Task objective
What number of lines contain the word "color"? Reply with the number and nothing else.
-- start Listing --
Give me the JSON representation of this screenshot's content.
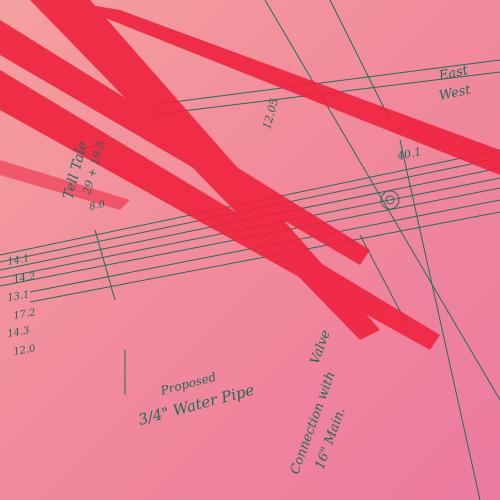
{
  "annotations": {
    "tell_tale": "Tell Tale",
    "station": "29 + 19.5",
    "east": "East",
    "west": "West",
    "elev_top": "12.05",
    "elev_right": "40.1",
    "dim": "8.0",
    "proposed": "Proposed",
    "pipe": "3/4\" Water Pipe",
    "valve": "Valve",
    "connection": "Connection with",
    "main": "16\" Main.",
    "levels": [
      "14.1",
      "14.2",
      "13.1",
      "17.2",
      "14.3",
      "12.0"
    ]
  }
}
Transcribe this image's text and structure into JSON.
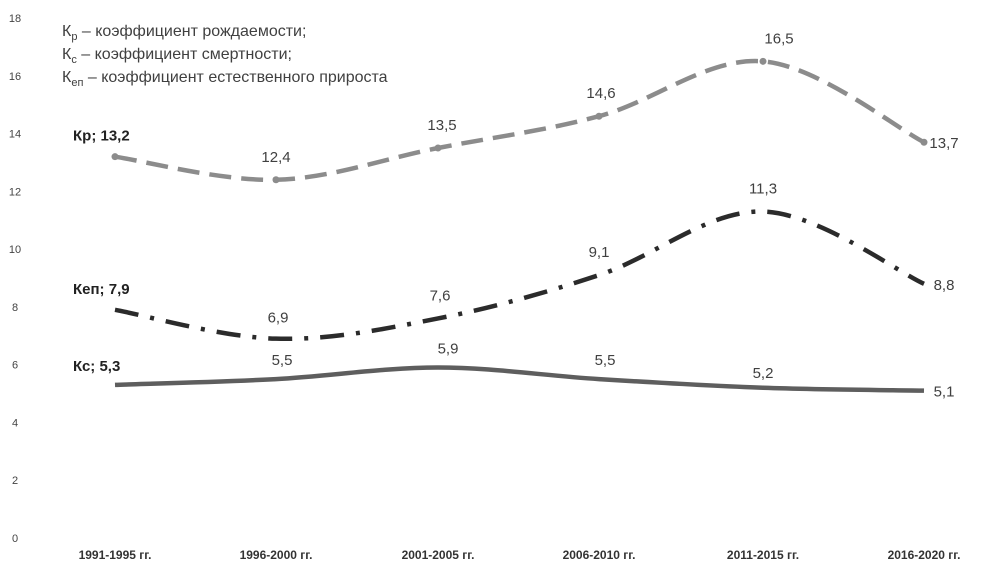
{
  "chart_data": {
    "type": "line",
    "categories": [
      "1991-1995 гг.",
      "1996-2000 гг.",
      "2001-2005 гг.",
      "2006-2010 гг.",
      "2011-2015 гг.",
      "2016-2020 гг."
    ],
    "ylim": [
      0,
      18
    ],
    "yticks": [
      "0",
      "2",
      "4",
      "6",
      "8",
      "10",
      "12",
      "14",
      "16",
      "18"
    ],
    "grid": false,
    "series": [
      {
        "name": "Кр",
        "values": [
          13.2,
          12.4,
          13.5,
          14.6,
          16.5,
          13.7
        ],
        "value_labels": [
          "Кр; 13,2",
          "12,4",
          "13,5",
          "14,6",
          "16,5",
          "13,7"
        ],
        "style": "dashed",
        "color": "#8c8c8c"
      },
      {
        "name": "Кеп",
        "values": [
          7.9,
          6.9,
          7.6,
          9.1,
          11.3,
          8.8
        ],
        "value_labels": [
          "Кеп; 7,9",
          "6,9",
          "7,6",
          "9,1",
          "11,3",
          "8,8"
        ],
        "style": "dashdot",
        "color": "#2b2b2b"
      },
      {
        "name": "Кс",
        "values": [
          5.3,
          5.5,
          5.9,
          5.5,
          5.2,
          5.1
        ],
        "value_labels": [
          "Кс; 5,3",
          "5,5",
          "5,9",
          "5,5",
          "5,2",
          "5,1"
        ],
        "style": "solid",
        "color": "#5e5e5e"
      }
    ],
    "legend": {
      "placement": "top-left",
      "items": [
        {
          "symbol": "К",
          "sub": "р",
          "text": " – коэффициент рождаемости;"
        },
        {
          "symbol": "К",
          "sub": "с",
          "text": " – коэффициент смертности;"
        },
        {
          "symbol": "К",
          "sub": "еп",
          "text": " – коэффициент естественного прироста"
        }
      ]
    }
  }
}
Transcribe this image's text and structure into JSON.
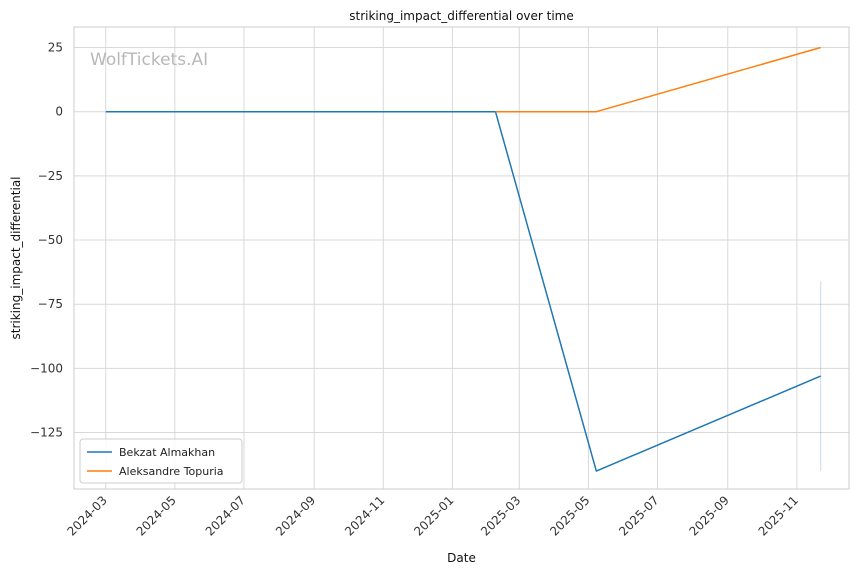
{
  "watermark": "WolfTickets.AI",
  "chart_data": {
    "type": "line",
    "title": "striking_impact_differential over time",
    "xlabel": "Date",
    "ylabel": "striking_impact_differential",
    "x_tick_labels": [
      "2024-03",
      "2024-05",
      "2024-07",
      "2024-09",
      "2024-11",
      "2025-01",
      "2025-03",
      "2025-05",
      "2025-07",
      "2025-09",
      "2025-11"
    ],
    "y_ticks": [
      25,
      0,
      -25,
      -50,
      -75,
      -100,
      -125
    ],
    "y_tick_labels": [
      "25",
      "0",
      "−25",
      "−50",
      "−75",
      "−100",
      "−125"
    ],
    "xlim": [
      "2024-02-02",
      "2025-12-17"
    ],
    "ylim": [
      -147,
      33
    ],
    "grid": true,
    "legend_position": "lower-left",
    "series": [
      {
        "name": "Bekzat Almakhan",
        "color": "#1f77b4",
        "x": [
          "2024-03-01",
          "2025-02-08",
          "2025-05-08",
          "2025-11-22"
        ],
        "y": [
          0,
          0,
          -140,
          -103
        ]
      },
      {
        "name": "Aleksandre Topuria",
        "color": "#ff7f0e",
        "x": [
          "2025-02-08",
          "2025-05-08",
          "2025-11-22"
        ],
        "y": [
          0,
          0,
          25
        ]
      }
    ],
    "error_band": {
      "x": "2025-11-22",
      "low": -140,
      "high": -66,
      "color": "#1f77b4"
    }
  }
}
-- end Listing --
Task solution
6